What you should do:
Records follow. Copy every line with "Index".

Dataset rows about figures
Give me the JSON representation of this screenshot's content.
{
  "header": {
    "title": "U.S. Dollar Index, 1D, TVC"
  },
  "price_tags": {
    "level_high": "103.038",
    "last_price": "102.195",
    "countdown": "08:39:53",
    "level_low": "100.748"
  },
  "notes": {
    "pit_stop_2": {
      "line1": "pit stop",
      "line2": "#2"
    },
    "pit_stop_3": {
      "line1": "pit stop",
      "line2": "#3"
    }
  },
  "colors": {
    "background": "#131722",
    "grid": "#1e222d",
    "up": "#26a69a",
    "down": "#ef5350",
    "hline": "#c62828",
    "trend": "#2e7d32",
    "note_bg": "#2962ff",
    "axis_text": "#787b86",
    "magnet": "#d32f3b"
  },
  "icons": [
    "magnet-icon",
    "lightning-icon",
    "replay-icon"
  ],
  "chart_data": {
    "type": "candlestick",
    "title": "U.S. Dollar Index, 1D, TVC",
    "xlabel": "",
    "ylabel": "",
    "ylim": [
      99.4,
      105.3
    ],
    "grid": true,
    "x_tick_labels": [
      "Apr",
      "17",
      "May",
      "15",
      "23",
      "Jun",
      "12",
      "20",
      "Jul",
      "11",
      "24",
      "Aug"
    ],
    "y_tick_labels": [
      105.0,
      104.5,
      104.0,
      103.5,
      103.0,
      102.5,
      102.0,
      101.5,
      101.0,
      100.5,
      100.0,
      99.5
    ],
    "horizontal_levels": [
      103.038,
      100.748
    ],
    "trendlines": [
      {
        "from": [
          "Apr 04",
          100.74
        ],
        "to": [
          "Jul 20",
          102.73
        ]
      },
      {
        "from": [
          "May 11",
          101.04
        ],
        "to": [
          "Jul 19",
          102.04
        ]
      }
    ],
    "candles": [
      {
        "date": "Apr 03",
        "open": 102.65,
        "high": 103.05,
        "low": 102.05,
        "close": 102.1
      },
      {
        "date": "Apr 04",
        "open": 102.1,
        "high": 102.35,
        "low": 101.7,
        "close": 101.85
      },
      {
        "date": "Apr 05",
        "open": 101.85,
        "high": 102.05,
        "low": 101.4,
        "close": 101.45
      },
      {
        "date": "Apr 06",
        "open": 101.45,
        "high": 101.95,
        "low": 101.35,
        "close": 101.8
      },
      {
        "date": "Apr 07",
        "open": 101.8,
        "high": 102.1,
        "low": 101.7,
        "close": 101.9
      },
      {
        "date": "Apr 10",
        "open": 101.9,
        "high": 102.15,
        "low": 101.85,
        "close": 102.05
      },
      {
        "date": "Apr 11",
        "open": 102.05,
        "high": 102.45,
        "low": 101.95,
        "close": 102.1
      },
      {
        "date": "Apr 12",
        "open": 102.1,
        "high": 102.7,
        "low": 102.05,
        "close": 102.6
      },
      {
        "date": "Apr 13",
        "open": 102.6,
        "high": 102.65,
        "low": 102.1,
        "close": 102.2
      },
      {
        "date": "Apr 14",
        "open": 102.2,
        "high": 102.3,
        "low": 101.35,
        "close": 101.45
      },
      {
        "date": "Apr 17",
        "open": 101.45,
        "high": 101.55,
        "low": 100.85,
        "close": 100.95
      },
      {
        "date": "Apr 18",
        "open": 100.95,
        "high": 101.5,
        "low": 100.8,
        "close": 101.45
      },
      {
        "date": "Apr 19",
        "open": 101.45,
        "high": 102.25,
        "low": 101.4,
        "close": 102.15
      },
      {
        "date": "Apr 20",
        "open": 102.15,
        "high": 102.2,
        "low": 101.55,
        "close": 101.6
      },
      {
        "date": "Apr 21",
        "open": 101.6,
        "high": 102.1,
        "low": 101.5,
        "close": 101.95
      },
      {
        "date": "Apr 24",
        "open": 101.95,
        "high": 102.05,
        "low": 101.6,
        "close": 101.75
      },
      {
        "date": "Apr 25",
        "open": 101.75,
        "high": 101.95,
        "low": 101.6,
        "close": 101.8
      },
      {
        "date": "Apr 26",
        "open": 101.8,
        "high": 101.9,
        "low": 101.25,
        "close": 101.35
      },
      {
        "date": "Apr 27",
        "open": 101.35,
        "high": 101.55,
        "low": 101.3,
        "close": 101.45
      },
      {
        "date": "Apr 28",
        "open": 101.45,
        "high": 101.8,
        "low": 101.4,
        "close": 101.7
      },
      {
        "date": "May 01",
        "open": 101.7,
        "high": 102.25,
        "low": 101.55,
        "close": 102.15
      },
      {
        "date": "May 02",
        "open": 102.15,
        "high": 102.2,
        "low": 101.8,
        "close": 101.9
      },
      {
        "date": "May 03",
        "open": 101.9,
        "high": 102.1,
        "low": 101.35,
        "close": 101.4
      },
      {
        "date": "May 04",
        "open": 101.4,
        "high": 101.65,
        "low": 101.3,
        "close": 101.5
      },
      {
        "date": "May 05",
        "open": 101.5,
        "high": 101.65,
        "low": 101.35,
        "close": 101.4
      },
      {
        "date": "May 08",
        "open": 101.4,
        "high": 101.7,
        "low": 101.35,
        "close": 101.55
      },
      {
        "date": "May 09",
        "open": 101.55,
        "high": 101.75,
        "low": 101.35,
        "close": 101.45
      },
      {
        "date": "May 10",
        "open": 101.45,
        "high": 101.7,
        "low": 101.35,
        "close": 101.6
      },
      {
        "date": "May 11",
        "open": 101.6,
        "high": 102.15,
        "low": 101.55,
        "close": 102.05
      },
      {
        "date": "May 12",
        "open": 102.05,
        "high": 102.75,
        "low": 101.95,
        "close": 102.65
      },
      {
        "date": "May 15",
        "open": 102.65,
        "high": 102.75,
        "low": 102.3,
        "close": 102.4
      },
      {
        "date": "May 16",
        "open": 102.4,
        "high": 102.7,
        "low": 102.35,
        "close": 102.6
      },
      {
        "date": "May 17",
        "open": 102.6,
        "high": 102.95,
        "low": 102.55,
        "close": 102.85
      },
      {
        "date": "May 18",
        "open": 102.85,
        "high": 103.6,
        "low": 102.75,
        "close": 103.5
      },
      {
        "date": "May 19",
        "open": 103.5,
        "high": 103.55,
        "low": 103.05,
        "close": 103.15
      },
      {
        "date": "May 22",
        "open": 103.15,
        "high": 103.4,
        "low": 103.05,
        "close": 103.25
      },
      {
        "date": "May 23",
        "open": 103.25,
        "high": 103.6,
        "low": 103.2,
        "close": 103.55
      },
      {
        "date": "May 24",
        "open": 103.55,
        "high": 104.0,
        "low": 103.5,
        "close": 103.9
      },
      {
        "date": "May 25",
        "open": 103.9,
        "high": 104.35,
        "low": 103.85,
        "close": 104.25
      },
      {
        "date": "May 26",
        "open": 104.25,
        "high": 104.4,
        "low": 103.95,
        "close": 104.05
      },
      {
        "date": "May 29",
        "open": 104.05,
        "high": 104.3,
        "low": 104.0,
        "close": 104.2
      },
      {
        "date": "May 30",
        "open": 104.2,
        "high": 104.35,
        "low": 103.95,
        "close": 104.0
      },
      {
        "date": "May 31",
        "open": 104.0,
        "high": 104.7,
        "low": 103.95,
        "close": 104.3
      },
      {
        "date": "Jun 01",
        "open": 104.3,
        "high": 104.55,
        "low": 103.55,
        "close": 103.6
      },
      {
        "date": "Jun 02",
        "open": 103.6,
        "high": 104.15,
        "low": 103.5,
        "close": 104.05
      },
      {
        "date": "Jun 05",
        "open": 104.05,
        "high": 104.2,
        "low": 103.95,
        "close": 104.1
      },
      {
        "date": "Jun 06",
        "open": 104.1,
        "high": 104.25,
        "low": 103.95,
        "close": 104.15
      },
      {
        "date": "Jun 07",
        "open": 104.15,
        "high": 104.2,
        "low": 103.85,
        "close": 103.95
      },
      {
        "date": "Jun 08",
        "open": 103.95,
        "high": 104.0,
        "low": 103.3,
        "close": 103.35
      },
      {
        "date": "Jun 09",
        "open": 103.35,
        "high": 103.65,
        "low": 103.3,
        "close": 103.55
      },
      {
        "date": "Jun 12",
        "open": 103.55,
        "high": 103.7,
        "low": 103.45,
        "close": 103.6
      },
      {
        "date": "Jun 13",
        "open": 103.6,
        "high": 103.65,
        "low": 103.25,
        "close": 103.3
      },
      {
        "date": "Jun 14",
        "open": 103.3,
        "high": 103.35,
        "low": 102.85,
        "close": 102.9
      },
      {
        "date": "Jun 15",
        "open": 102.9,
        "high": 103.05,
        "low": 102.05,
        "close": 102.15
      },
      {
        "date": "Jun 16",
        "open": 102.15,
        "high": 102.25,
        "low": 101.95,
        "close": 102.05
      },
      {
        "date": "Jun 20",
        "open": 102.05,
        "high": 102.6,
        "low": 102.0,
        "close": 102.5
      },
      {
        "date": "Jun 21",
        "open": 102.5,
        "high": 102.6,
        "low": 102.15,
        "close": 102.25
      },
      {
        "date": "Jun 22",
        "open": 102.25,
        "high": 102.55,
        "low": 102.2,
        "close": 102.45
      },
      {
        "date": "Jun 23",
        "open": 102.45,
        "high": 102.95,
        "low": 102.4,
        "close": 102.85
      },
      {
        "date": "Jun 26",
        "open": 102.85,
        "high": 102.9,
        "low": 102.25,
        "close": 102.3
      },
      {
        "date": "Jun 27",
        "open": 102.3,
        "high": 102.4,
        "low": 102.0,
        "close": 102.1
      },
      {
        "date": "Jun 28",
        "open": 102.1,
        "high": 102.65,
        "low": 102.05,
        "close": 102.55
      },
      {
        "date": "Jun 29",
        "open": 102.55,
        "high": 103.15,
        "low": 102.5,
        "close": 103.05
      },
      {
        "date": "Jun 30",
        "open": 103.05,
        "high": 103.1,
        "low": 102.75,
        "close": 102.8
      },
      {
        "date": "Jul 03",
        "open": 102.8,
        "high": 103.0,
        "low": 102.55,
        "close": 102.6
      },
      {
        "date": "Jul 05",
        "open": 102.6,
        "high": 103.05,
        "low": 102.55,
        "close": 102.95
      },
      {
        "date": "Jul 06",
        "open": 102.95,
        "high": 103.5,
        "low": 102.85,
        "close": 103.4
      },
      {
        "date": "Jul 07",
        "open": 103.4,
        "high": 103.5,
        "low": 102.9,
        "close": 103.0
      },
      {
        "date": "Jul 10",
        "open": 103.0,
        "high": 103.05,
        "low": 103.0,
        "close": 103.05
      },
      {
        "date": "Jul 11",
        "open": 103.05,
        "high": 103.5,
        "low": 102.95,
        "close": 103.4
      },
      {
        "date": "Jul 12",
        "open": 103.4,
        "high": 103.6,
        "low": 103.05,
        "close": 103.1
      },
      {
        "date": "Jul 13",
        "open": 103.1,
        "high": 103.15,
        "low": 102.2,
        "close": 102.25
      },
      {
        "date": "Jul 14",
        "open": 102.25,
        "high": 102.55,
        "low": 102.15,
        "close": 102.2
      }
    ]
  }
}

Completed task:
    "title": "U.S. Dollar Index, 1D, TVC"
    "title": "U.S. Dollar Index, 1D, TVC",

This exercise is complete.